**PROMPT**: Examine the entries below, count the lines holding the string "Percentage", and respond with the number only.

(Raw records)
--- START ---

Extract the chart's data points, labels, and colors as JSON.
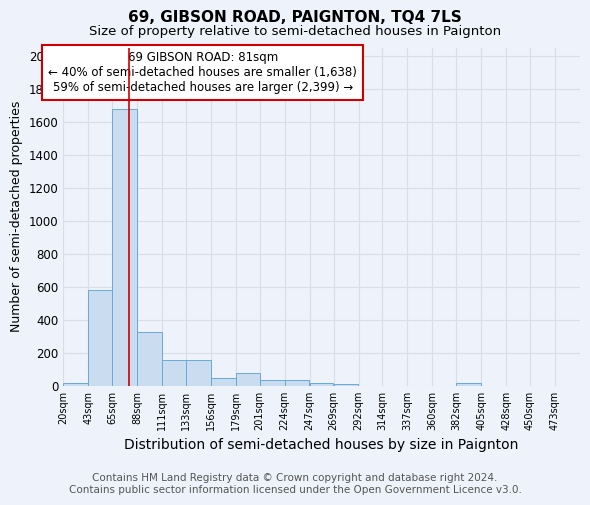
{
  "title": "69, GIBSON ROAD, PAIGNTON, TQ4 7LS",
  "subtitle": "Size of property relative to semi-detached houses in Paignton",
  "xlabel": "Distribution of semi-detached houses by size in Paignton",
  "ylabel": "Number of semi-detached properties",
  "footer_line1": "Contains HM Land Registry data © Crown copyright and database right 2024.",
  "footer_line2": "Contains public sector information licensed under the Open Government Licence v3.0.",
  "annotation_title": "69 GIBSON ROAD: 81sqm",
  "annotation_line1": "← 40% of semi-detached houses are smaller (1,638)",
  "annotation_line2": "59% of semi-detached houses are larger (2,399) →",
  "property_size": 81,
  "bar_left_edges": [
    20,
    43,
    65,
    88,
    111,
    133,
    156,
    179,
    201,
    224,
    247,
    269,
    292,
    314,
    337,
    360,
    382,
    405,
    428,
    450
  ],
  "bar_widths": [
    23,
    22,
    23,
    23,
    22,
    23,
    23,
    22,
    23,
    23,
    22,
    23,
    22,
    23,
    23,
    22,
    23,
    23,
    22,
    23
  ],
  "bar_heights": [
    20,
    580,
    1680,
    325,
    160,
    160,
    50,
    80,
    35,
    35,
    20,
    10,
    0,
    0,
    0,
    0,
    15,
    0,
    0,
    0
  ],
  "tick_labels": [
    "20sqm",
    "43sqm",
    "65sqm",
    "88sqm",
    "111sqm",
    "133sqm",
    "156sqm",
    "179sqm",
    "201sqm",
    "224sqm",
    "247sqm",
    "269sqm",
    "292sqm",
    "314sqm",
    "337sqm",
    "360sqm",
    "382sqm",
    "405sqm",
    "428sqm",
    "450sqm",
    "473sqm"
  ],
  "bar_color": "#c9dcf0",
  "bar_edge_color": "#6aaad4",
  "red_line_x": 81,
  "ylim": [
    0,
    2050
  ],
  "yticks": [
    0,
    200,
    400,
    600,
    800,
    1000,
    1200,
    1400,
    1600,
    1800,
    2000
  ],
  "grid_color": "#d8dde8",
  "background_color": "#eef2fa",
  "annotation_box_color": "#ffffff",
  "annotation_box_edge": "#cc0000",
  "title_fontsize": 11,
  "subtitle_fontsize": 9.5,
  "xlabel_fontsize": 10,
  "ylabel_fontsize": 9,
  "annotation_fontsize": 8.5,
  "footer_fontsize": 7.5
}
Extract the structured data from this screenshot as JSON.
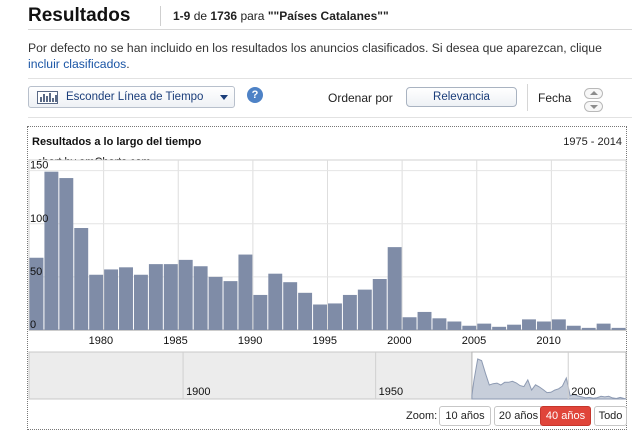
{
  "header": {
    "title": "Resultados",
    "range": "1-9",
    "of_word": "de",
    "total": "1736",
    "for_word": "para",
    "query": "\"\"Países Catalanes\"\""
  },
  "notice": {
    "text": "Por defecto no se han incluido en los resultados los anuncios clasificados. Si desea que aparezcan, clique",
    "link": "incluir clasificados",
    "end": "."
  },
  "controls": {
    "timeline_button": "Esconder Línea de Tiempo",
    "help_icon": "?",
    "order_label": "Ordenar por",
    "relevance_button": "Relevancia",
    "date_label": "Fecha"
  },
  "panel": {
    "title": "Resultados a lo largo del tiempo",
    "range": "1975 - 2014",
    "credit": "chart by amCharts.com"
  },
  "zoom": {
    "label": "Zoom:",
    "options": [
      "10 años",
      "20 años",
      "40 años",
      "Todo"
    ],
    "active": "40 años"
  },
  "colors": {
    "bar": "#7f8ca7",
    "active_zoom": "#e0453a",
    "link": "#1a55a5"
  },
  "chart_data": [
    {
      "type": "bar",
      "title": "Resultados a lo largo del tiempo",
      "x": [
        1975,
        1976,
        1977,
        1978,
        1979,
        1980,
        1981,
        1982,
        1983,
        1984,
        1985,
        1986,
        1987,
        1988,
        1989,
        1990,
        1991,
        1992,
        1993,
        1994,
        1995,
        1996,
        1997,
        1998,
        1999,
        2000,
        2001,
        2002,
        2003,
        2004,
        2005,
        2006,
        2007,
        2008,
        2009,
        2010,
        2011,
        2012,
        2013,
        2014
      ],
      "values": [
        68,
        149,
        143,
        96,
        52,
        57,
        59,
        52,
        62,
        62,
        66,
        60,
        50,
        46,
        71,
        33,
        53,
        45,
        35,
        24,
        25,
        33,
        38,
        48,
        78,
        12,
        17,
        11,
        8,
        4,
        6,
        3,
        5,
        10,
        8,
        10,
        4,
        2,
        6,
        2
      ],
      "x_ticks": [
        1980,
        1985,
        1990,
        1995,
        2000,
        2005,
        2010
      ],
      "y_ticks": [
        0,
        50,
        100,
        150
      ],
      "ylim": [
        0,
        160
      ],
      "xlim": [
        1975,
        2014
      ],
      "grid": true
    },
    {
      "type": "area",
      "x_ticks": [
        1900,
        1950,
        2000
      ],
      "xlim": [
        1860,
        2014
      ],
      "selected_range": [
        1975,
        2014
      ]
    }
  ]
}
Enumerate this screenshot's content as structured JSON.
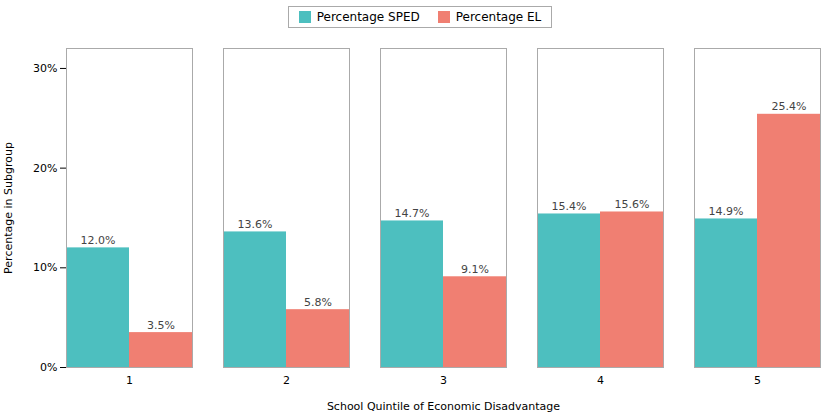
{
  "chart_data": {
    "type": "bar",
    "categories": [
      "1",
      "2",
      "3",
      "4",
      "5"
    ],
    "series": [
      {
        "name": "Percentage SPED",
        "color": "#4DBFBF",
        "values": [
          12.0,
          13.6,
          14.7,
          15.4,
          14.9
        ],
        "value_labels": [
          "12.0%",
          "13.6%",
          "14.7%",
          "15.4%",
          "14.9%"
        ]
      },
      {
        "name": "Percentage EL",
        "color": "#F07F72",
        "values": [
          3.5,
          5.8,
          9.1,
          15.6,
          25.4
        ],
        "value_labels": [
          "3.5%",
          "5.8%",
          "9.1%",
          "15.6%",
          "25.4%"
        ]
      }
    ],
    "xlabel": "School Quintile of Economic Disadvantage",
    "ylabel": "Percentage in Subgroup",
    "ylim": [
      0,
      32
    ],
    "yticks": [
      {
        "value": 0,
        "label": "0%"
      },
      {
        "value": 10,
        "label": "10%"
      },
      {
        "value": 20,
        "label": "20%"
      },
      {
        "value": 30,
        "label": "30%"
      }
    ],
    "grid": false,
    "legend": "top",
    "data_labels": true
  }
}
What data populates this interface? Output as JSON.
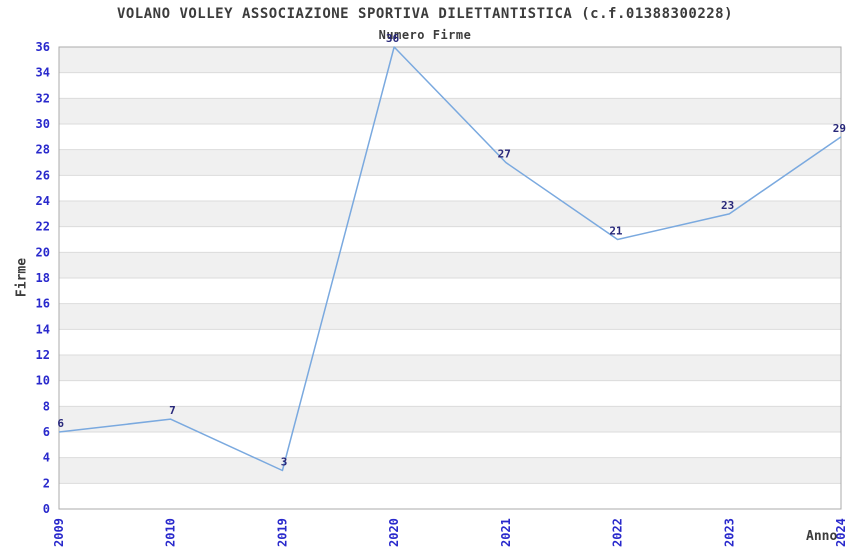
{
  "chart_data": {
    "type": "line",
    "title": "VOLANO VOLLEY ASSOCIAZIONE SPORTIVA DILETTANTISTICA (c.f.01388300228)",
    "subtitle": "Numero Firme",
    "xlabel": "Anno",
    "ylabel": "Firme",
    "x": [
      "2009",
      "2010",
      "2019",
      "2020",
      "2021",
      "2022",
      "2023",
      "2024"
    ],
    "series": [
      {
        "name": "Numero Firme",
        "values": [
          6,
          7,
          3,
          36,
          27,
          21,
          23,
          29
        ]
      }
    ],
    "ylim": [
      0,
      36
    ],
    "ytick_step": 2,
    "grid": true,
    "legend": "none",
    "data_labels": true,
    "colors": {
      "line": "#7aa9df",
      "tick_label": "#2929cc",
      "data_label": "#28287a",
      "band": "#f0f0f0",
      "gridline": "#dbdbdb",
      "plot_border": "#ababab",
      "text": "#3c3c3c",
      "background": "#ffffff"
    }
  }
}
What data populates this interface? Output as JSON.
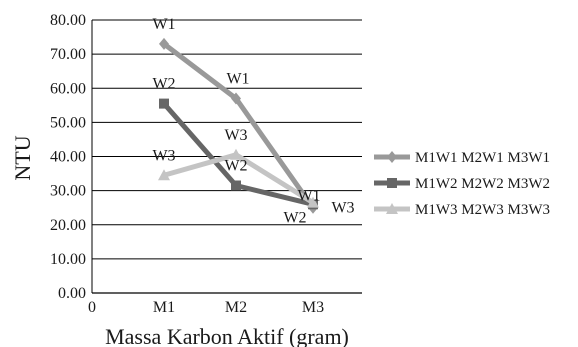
{
  "chart_data": {
    "type": "line",
    "xlabel": "Massa Karbon Aktif (gram)",
    "ylabel": "NTU",
    "origin_label": "0",
    "categories": [
      "M1",
      "M2",
      "M3"
    ],
    "ylim": [
      0,
      80
    ],
    "yticks": [
      "0.00",
      "10.00",
      "20.00",
      "30.00",
      "40.00",
      "50.00",
      "60.00",
      "70.00",
      "80.00"
    ],
    "grid": true,
    "legend_position": "right",
    "series": [
      {
        "name": "M1W1 M2W1 M3W1",
        "values": [
          73,
          57,
          25
        ],
        "color": "#999999",
        "marker": "diamond",
        "point_labels": [
          "W1",
          "W1",
          "W1"
        ]
      },
      {
        "name": "M1W2 M2W2 M3W2",
        "values": [
          55.5,
          31.5,
          26
        ],
        "color": "#666666",
        "marker": "square",
        "point_labels": [
          "W2",
          "W2",
          "W2"
        ]
      },
      {
        "name": "M1W3 M2W3 M3W3",
        "values": [
          34.5,
          40.5,
          26.5
        ],
        "color": "#c4c4c4",
        "marker": "triangle",
        "point_labels": [
          "W3",
          "W3",
          "W3"
        ]
      }
    ]
  }
}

--- END ---

**ANSWER TO THE EXERCISE**: 3